**SET EXERCISE**
Keep the wording of each record exactly the same when you repeat it, and leave out pictures.

# START OF ENTRIES

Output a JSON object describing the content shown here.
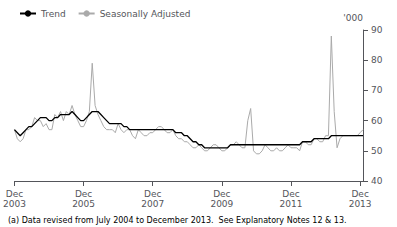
{
  "chart_data": {
    "type": "line",
    "ylabel": "'000",
    "annotations": [
      "(a) Data revised from July 2004 to December 2013.  See Explanatory Notes 12 & 13."
    ],
    "categories": [
      "Dec\n2003",
      null,
      null,
      null,
      null,
      null,
      null,
      null,
      null,
      null,
      null,
      null,
      null,
      null,
      null,
      null,
      null,
      null,
      null,
      null,
      null,
      null,
      null,
      null,
      "Dec\n2005",
      null,
      null,
      null,
      null,
      null,
      null,
      null,
      null,
      null,
      null,
      null,
      null,
      null,
      null,
      null,
      null,
      null,
      null,
      null,
      null,
      null,
      null,
      null,
      "Dec\n2007",
      null,
      null,
      null,
      null,
      null,
      null,
      null,
      null,
      null,
      null,
      null,
      null,
      null,
      null,
      null,
      null,
      null,
      null,
      null,
      null,
      null,
      null,
      null,
      "Dec\n2009",
      null,
      null,
      null,
      null,
      null,
      null,
      null,
      null,
      null,
      null,
      null,
      null,
      null,
      null,
      null,
      null,
      null,
      null,
      null,
      null,
      null,
      null,
      null,
      "Dec\n2011",
      null,
      null,
      null,
      null,
      null,
      null,
      null,
      null,
      null,
      null,
      null,
      null,
      null,
      null,
      null,
      null,
      null,
      null,
      null,
      null,
      null,
      null,
      null,
      "Dec\n2013",
      null
    ],
    "series": [
      {
        "name": "Trend",
        "color": "#000000",
        "values": [
          57,
          56,
          55,
          56,
          57,
          58,
          58,
          59,
          60,
          61,
          61,
          61,
          60,
          60,
          61,
          61,
          62,
          62,
          62,
          62,
          63,
          62,
          61,
          60,
          60,
          61,
          62,
          63,
          63,
          63,
          62,
          61,
          60,
          59,
          59,
          59,
          59,
          59,
          58,
          58,
          57,
          57,
          57,
          57,
          57,
          57,
          57,
          57,
          57,
          57,
          57,
          57,
          57,
          57,
          57,
          57,
          56,
          56,
          56,
          55,
          55,
          54,
          53,
          53,
          52,
          52,
          51,
          51,
          51,
          51,
          51,
          51,
          51,
          51,
          51,
          52,
          52,
          52,
          52,
          52,
          52,
          52,
          52,
          52,
          52,
          52,
          52,
          52,
          52,
          52,
          52,
          52,
          52,
          52,
          52,
          52,
          52,
          52,
          52,
          52,
          53,
          53,
          53,
          53,
          54,
          54,
          54,
          54,
          54,
          54,
          55,
          55,
          55,
          55,
          55,
          55,
          55,
          55,
          55,
          55,
          55,
          55
        ]
      },
      {
        "name": "Seasonally Adjusted",
        "color": "#aaaaaa",
        "values": [
          57,
          54,
          53,
          54,
          57,
          57,
          58,
          61,
          60,
          60,
          58,
          59,
          57,
          57,
          62,
          61,
          63,
          60,
          63,
          62,
          65,
          62,
          60,
          58,
          58,
          60,
          63,
          79,
          65,
          62,
          60,
          58,
          57,
          57,
          57,
          56,
          59,
          57,
          56,
          57,
          57,
          55,
          54,
          57,
          56,
          55,
          55,
          56,
          56,
          57,
          58,
          58,
          57,
          56,
          56,
          57,
          55,
          54,
          54,
          53,
          53,
          52,
          51,
          51,
          52,
          51,
          50,
          50,
          51,
          52,
          52,
          51,
          50,
          50,
          51,
          52,
          52,
          53,
          52,
          51,
          51,
          60,
          64,
          50,
          49,
          49,
          50,
          52,
          51,
          50,
          50,
          51,
          50,
          50,
          51,
          52,
          51,
          51,
          51,
          50,
          53,
          53,
          52,
          52,
          54,
          54,
          53,
          53,
          55,
          55,
          88,
          63,
          51,
          54,
          55,
          55,
          55,
          55,
          55,
          55,
          56,
          57
        ]
      }
    ],
    "ylim": [
      40,
      90
    ],
    "yticks": [
      40,
      50,
      60,
      70,
      80,
      90
    ],
    "grid": false,
    "legend": "upper left"
  }
}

# END OF ENTRIES

**WRITTEN ANSWER**
Output a JSON object describing the content shown here.
{
  "chart_data": {
    "type": "line",
    "ylabel": "'000",
    "annotations": [
      "(a) Data revised from July 2004 to December 2013.  See Explanatory Notes 12 & 13."
    ],
    "categories": [
      "Dec\n2003",
      null,
      null,
      null,
      null,
      null,
      null,
      null,
      null,
      null,
      null,
      null,
      null,
      null,
      null,
      null,
      null,
      null,
      null,
      null,
      null,
      null,
      null,
      null,
      "Dec\n2005",
      null,
      null,
      null,
      null,
      null,
      null,
      null,
      null,
      null,
      null,
      null,
      null,
      null,
      null,
      null,
      null,
      null,
      null,
      null,
      null,
      null,
      null,
      null,
      "Dec\n2007",
      null,
      null,
      null,
      null,
      null,
      null,
      null,
      null,
      null,
      null,
      null,
      null,
      null,
      null,
      null,
      null,
      null,
      null,
      null,
      null,
      null,
      null,
      null,
      "Dec\n2009",
      null,
      null,
      null,
      null,
      null,
      null,
      null,
      null,
      null,
      null,
      null,
      null,
      null,
      null,
      null,
      null,
      null,
      null,
      null,
      null,
      null,
      null,
      null,
      "Dec\n2011",
      null,
      null,
      null,
      null,
      null,
      null,
      null,
      null,
      null,
      null,
      null,
      null,
      null,
      null,
      null,
      null,
      null,
      null,
      null,
      null,
      null,
      null,
      null,
      "Dec\n2013",
      null
    ],
    "series": [
      {
        "name": "Trend",
        "color": "#000000",
        "values": [
          57,
          56,
          55,
          56,
          57,
          58,
          58,
          59,
          60,
          61,
          61,
          61,
          60,
          60,
          61,
          61,
          62,
          62,
          62,
          62,
          63,
          62,
          61,
          60,
          60,
          61,
          62,
          63,
          63,
          63,
          62,
          61,
          60,
          59,
          59,
          59,
          59,
          59,
          58,
          58,
          57,
          57,
          57,
          57,
          57,
          57,
          57,
          57,
          57,
          57,
          57,
          57,
          57,
          57,
          57,
          57,
          56,
          56,
          56,
          55,
          55,
          54,
          53,
          53,
          52,
          52,
          51,
          51,
          51,
          51,
          51,
          51,
          51,
          51,
          51,
          52,
          52,
          52,
          52,
          52,
          52,
          52,
          52,
          52,
          52,
          52,
          52,
          52,
          52,
          52,
          52,
          52,
          52,
          52,
          52,
          52,
          52,
          52,
          52,
          52,
          53,
          53,
          53,
          53,
          54,
          54,
          54,
          54,
          54,
          54,
          55,
          55,
          55,
          55,
          55,
          55,
          55,
          55,
          55,
          55,
          55,
          55
        ]
      },
      {
        "name": "Seasonally Adjusted",
        "color": "#aaaaaa",
        "values": [
          57,
          54,
          53,
          54,
          57,
          57,
          58,
          61,
          60,
          60,
          58,
          59,
          57,
          57,
          62,
          61,
          63,
          60,
          63,
          62,
          65,
          62,
          60,
          58,
          58,
          60,
          63,
          79,
          65,
          62,
          60,
          58,
          57,
          57,
          57,
          56,
          59,
          57,
          56,
          57,
          57,
          55,
          54,
          57,
          56,
          55,
          55,
          56,
          56,
          57,
          58,
          58,
          57,
          56,
          56,
          57,
          55,
          54,
          54,
          53,
          53,
          52,
          51,
          51,
          52,
          51,
          50,
          50,
          51,
          52,
          52,
          51,
          50,
          50,
          51,
          52,
          52,
          53,
          52,
          51,
          51,
          60,
          64,
          50,
          49,
          49,
          50,
          52,
          51,
          50,
          50,
          51,
          50,
          50,
          51,
          52,
          51,
          51,
          51,
          50,
          53,
          53,
          52,
          52,
          54,
          54,
          53,
          53,
          55,
          55,
          88,
          63,
          51,
          54,
          55,
          55,
          55,
          55,
          55,
          55,
          56,
          57
        ]
      }
    ],
    "ylim": [
      40,
      90
    ],
    "yticks": [
      40,
      50,
      60,
      70,
      80,
      90
    ],
    "grid": false,
    "legend": "upper left"
  }
}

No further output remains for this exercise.